- [The task] The material below should be written out in full and exactly; pictures stay out of the copy.
========
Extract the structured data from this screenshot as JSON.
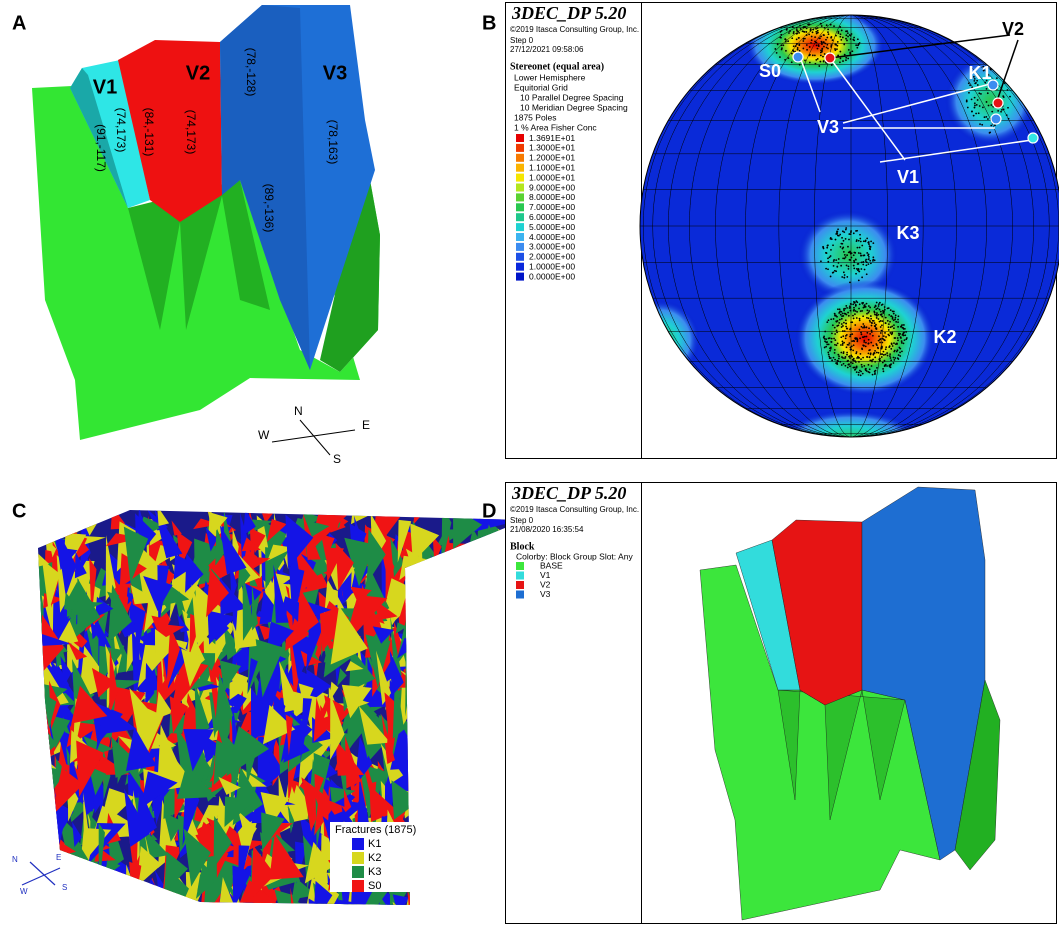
{
  "panels": {
    "a": {
      "label": "A",
      "blocks": [
        "V1",
        "V2",
        "V3"
      ],
      "orientations": [
        "(91,-117)",
        "(74,173)",
        "(84,-131)",
        "(74,173)",
        "(78,-128)",
        "(78,163)",
        "(89,-136)"
      ],
      "compass": {
        "n": "N",
        "e": "E",
        "s": "S",
        "w": "W"
      }
    },
    "b": {
      "label": "B",
      "software": "3DEC_DP 5.20",
      "copyright": "©2019 Itasca Consulting Group, Inc.",
      "step": "Step 0",
      "date": "27/12/2021 09:58:06",
      "plot_title": "Stereonet (equal area)",
      "plot_lines": [
        "Lower Hemisphere",
        "Equitorial Grid",
        "10 Parallel Degree Spacing",
        "10 Meridian Degree Spacing",
        "1875 Poles",
        "1 % Area Fisher Conc"
      ],
      "legend": [
        {
          "label": "1.3691E+01",
          "color": "#e60000"
        },
        {
          "label": "1.3000E+01",
          "color": "#f03a00"
        },
        {
          "label": "1.2000E+01",
          "color": "#f77a00"
        },
        {
          "label": "1.1000E+01",
          "color": "#fbb400"
        },
        {
          "label": "1.0000E+01",
          "color": "#f5e600"
        },
        {
          "label": "9.0000E+00",
          "color": "#b4e61e"
        },
        {
          "label": "8.0000E+00",
          "color": "#5ad232"
        },
        {
          "label": "7.0000E+00",
          "color": "#28c850"
        },
        {
          "label": "6.0000E+00",
          "color": "#1ec88c"
        },
        {
          "label": "5.0000E+00",
          "color": "#1ed2d2"
        },
        {
          "label": "4.0000E+00",
          "color": "#3cb4f0"
        },
        {
          "label": "3.0000E+00",
          "color": "#3c8cf0"
        },
        {
          "label": "2.0000E+00",
          "color": "#1e50e6"
        },
        {
          "label": "1.0000E+00",
          "color": "#0a28dc"
        },
        {
          "label": "0.0000E+00",
          "color": "#0014c8"
        }
      ],
      "set_labels": {
        "s0": "S0",
        "v2": "V2",
        "k1": "K1",
        "v3": "V3",
        "v1": "V1",
        "k3": "K3",
        "k2": "K2"
      }
    },
    "c": {
      "label": "C",
      "legend_title": "Fractures (1875)",
      "legend": [
        {
          "label": "K1",
          "color": "#1414e6"
        },
        {
          "label": "K2",
          "color": "#d7d71e"
        },
        {
          "label": "K3",
          "color": "#1e8c46"
        },
        {
          "label": "S0",
          "color": "#f01414"
        }
      ],
      "compass": {
        "n": "N",
        "e": "E",
        "s": "S",
        "w": "W"
      }
    },
    "d": {
      "label": "D",
      "software": "3DEC_DP 5.20",
      "copyright": "©2019 Itasca Consulting Group, Inc.",
      "step": "Step 0",
      "date": "21/08/2020 16:35:54",
      "plot_title": "Block",
      "colorby": "Colorby: Block Group Slot: Any",
      "legend": [
        {
          "label": "BASE",
          "color": "#3ce63c"
        },
        {
          "label": "V1",
          "color": "#32dcdc"
        },
        {
          "label": "V2",
          "color": "#e61414"
        },
        {
          "label": "V3",
          "color": "#1e6ed2"
        }
      ]
    }
  }
}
========
- [Expected answer]
Extract the structured data from this screenshot as JSON.
{
  "panels": {
    "a": {
      "label": "A",
      "blocks": [
        "V1",
        "V2",
        "V3"
      ],
      "orientations": [
        "(91,-117)",
        "(74,173)",
        "(84,-131)",
        "(74,173)",
        "(78,-128)",
        "(78,163)",
        "(89,-136)"
      ],
      "compass": {
        "n": "N",
        "e": "E",
        "s": "S",
        "w": "W"
      }
    },
    "b": {
      "label": "B",
      "software": "3DEC_DP 5.20",
      "copyright": "©2019 Itasca Consulting Group, Inc.",
      "step": "Step 0",
      "date": "27/12/2021 09:58:06",
      "plot_title": "Stereonet (equal area)",
      "plot_lines": [
        "Lower Hemisphere",
        "Equitorial Grid",
        "10 Parallel Degree Spacing",
        "10 Meridian Degree Spacing",
        "1875 Poles",
        "1 % Area Fisher Conc"
      ],
      "legend": [
        {
          "label": "1.3691E+01",
          "color": "#e60000"
        },
        {
          "label": "1.3000E+01",
          "color": "#f03a00"
        },
        {
          "label": "1.2000E+01",
          "color": "#f77a00"
        },
        {
          "label": "1.1000E+01",
          "color": "#fbb400"
        },
        {
          "label": "1.0000E+01",
          "color": "#f5e600"
        },
        {
          "label": "9.0000E+00",
          "color": "#b4e61e"
        },
        {
          "label": "8.0000E+00",
          "color": "#5ad232"
        },
        {
          "label": "7.0000E+00",
          "color": "#28c850"
        },
        {
          "label": "6.0000E+00",
          "color": "#1ec88c"
        },
        {
          "label": "5.0000E+00",
          "color": "#1ed2d2"
        },
        {
          "label": "4.0000E+00",
          "color": "#3cb4f0"
        },
        {
          "label": "3.0000E+00",
          "color": "#3c8cf0"
        },
        {
          "label": "2.0000E+00",
          "color": "#1e50e6"
        },
        {
          "label": "1.0000E+00",
          "color": "#0a28dc"
        },
        {
          "label": "0.0000E+00",
          "color": "#0014c8"
        }
      ],
      "set_labels": {
        "s0": "S0",
        "v2": "V2",
        "k1": "K1",
        "v3": "V3",
        "v1": "V1",
        "k3": "K3",
        "k2": "K2"
      }
    },
    "c": {
      "label": "C",
      "legend_title": "Fractures (1875)",
      "legend": [
        {
          "label": "K1",
          "color": "#1414e6"
        },
        {
          "label": "K2",
          "color": "#d7d71e"
        },
        {
          "label": "K3",
          "color": "#1e8c46"
        },
        {
          "label": "S0",
          "color": "#f01414"
        }
      ],
      "compass": {
        "n": "N",
        "e": "E",
        "s": "S",
        "w": "W"
      }
    },
    "d": {
      "label": "D",
      "software": "3DEC_DP 5.20",
      "copyright": "©2019 Itasca Consulting Group, Inc.",
      "step": "Step 0",
      "date": "21/08/2020 16:35:54",
      "plot_title": "Block",
      "colorby": "Colorby: Block Group Slot: Any",
      "legend": [
        {
          "label": "BASE",
          "color": "#3ce63c"
        },
        {
          "label": "V1",
          "color": "#32dcdc"
        },
        {
          "label": "V2",
          "color": "#e61414"
        },
        {
          "label": "V3",
          "color": "#1e6ed2"
        }
      ]
    }
  }
}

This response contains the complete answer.